_To do:_
Retype all of the data exactly as given.

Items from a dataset

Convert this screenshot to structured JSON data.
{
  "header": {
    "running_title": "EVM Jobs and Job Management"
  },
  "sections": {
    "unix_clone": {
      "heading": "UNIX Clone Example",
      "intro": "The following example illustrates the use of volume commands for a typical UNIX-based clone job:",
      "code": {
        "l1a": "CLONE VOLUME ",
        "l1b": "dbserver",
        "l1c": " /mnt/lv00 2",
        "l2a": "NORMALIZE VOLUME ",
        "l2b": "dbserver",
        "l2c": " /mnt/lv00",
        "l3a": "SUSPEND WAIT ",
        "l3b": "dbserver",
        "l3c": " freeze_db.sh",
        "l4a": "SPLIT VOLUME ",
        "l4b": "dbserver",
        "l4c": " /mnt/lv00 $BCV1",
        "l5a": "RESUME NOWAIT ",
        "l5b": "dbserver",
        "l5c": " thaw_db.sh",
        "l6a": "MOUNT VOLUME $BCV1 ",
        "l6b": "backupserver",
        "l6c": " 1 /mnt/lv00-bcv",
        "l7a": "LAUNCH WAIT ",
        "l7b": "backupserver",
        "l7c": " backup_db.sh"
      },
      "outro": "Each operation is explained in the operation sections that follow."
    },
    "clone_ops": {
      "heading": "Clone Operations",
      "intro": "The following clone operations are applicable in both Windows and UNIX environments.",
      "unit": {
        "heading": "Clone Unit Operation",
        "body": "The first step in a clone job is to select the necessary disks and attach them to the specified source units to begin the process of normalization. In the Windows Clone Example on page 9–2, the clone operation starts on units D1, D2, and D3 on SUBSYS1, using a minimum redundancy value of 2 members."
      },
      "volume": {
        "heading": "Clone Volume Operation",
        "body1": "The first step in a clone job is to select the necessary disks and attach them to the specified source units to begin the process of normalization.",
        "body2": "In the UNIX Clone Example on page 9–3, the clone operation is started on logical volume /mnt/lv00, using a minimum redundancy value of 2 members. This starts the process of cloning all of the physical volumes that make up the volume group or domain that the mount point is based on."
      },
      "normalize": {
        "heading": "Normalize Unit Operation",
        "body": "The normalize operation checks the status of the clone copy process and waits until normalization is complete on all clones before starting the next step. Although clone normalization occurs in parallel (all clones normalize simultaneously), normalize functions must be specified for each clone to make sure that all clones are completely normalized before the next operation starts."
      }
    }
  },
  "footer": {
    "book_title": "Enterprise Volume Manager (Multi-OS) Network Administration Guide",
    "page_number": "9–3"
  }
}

_Expected answer:_
Convert this screenshot to structured JSON data.
{
  "header": {
    "running_title": "EVM Jobs and Job Management"
  },
  "sections": {
    "unix_clone": {
      "heading": "UNIX Clone Example",
      "intro": "The following example illustrates the use of volume commands for a typical UNIX-based clone job:",
      "code": {
        "l1a": "CLONE VOLUME ",
        "l1b": "dbserver",
        "l1c": " /mnt/lv00 2",
        "l2a": "NORMALIZE VOLUME ",
        "l2b": "dbserver",
        "l2c": " /mnt/lv00",
        "l3a": "SUSPEND WAIT ",
        "l3b": "dbserver",
        "l3c": " freeze_db.sh",
        "l4a": "SPLIT VOLUME ",
        "l4b": "dbserver",
        "l4c": " /mnt/lv00 $BCV1",
        "l5a": "RESUME NOWAIT ",
        "l5b": "dbserver",
        "l5c": " thaw_db.sh",
        "l6a": "MOUNT VOLUME $BCV1 ",
        "l6b": "backupserver",
        "l6c": " 1 /mnt/lv00-bcv",
        "l7a": "LAUNCH WAIT ",
        "l7b": "backupserver",
        "l7c": " backup_db.sh"
      },
      "outro": "Each operation is explained in the operation sections that follow."
    },
    "clone_ops": {
      "heading": "Clone Operations",
      "intro": "The following clone operations are applicable in both Windows and UNIX environments.",
      "unit": {
        "heading": "Clone Unit Operation",
        "body": "The first step in a clone job is to select the necessary disks and attach them to the specified source units to begin the process of normalization. In the Windows Clone Example on page 9–2, the clone operation starts on units D1, D2, and D3 on SUBSYS1, using a minimum redundancy value of 2 members."
      },
      "volume": {
        "heading": "Clone Volume Operation",
        "body1": "The first step in a clone job is to select the necessary disks and attach them to the specified source units to begin the process of normalization.",
        "body2": "In the UNIX Clone Example on page 9–3, the clone operation is started on logical volume /mnt/lv00, using a minimum redundancy value of 2 members. This starts the process of cloning all of the physical volumes that make up the volume group or domain that the mount point is based on."
      },
      "normalize": {
        "heading": "Normalize Unit Operation",
        "body": "The normalize operation checks the status of the clone copy process and waits until normalization is complete on all clones before starting the next step. Although clone normalization occurs in parallel (all clones normalize simultaneously), normalize functions must be specified for each clone to make sure that all clones are completely normalized before the next operation starts."
      }
    }
  },
  "footer": {
    "book_title": "Enterprise Volume Manager (Multi-OS) Network Administration Guide",
    "page_number": "9–3"
  }
}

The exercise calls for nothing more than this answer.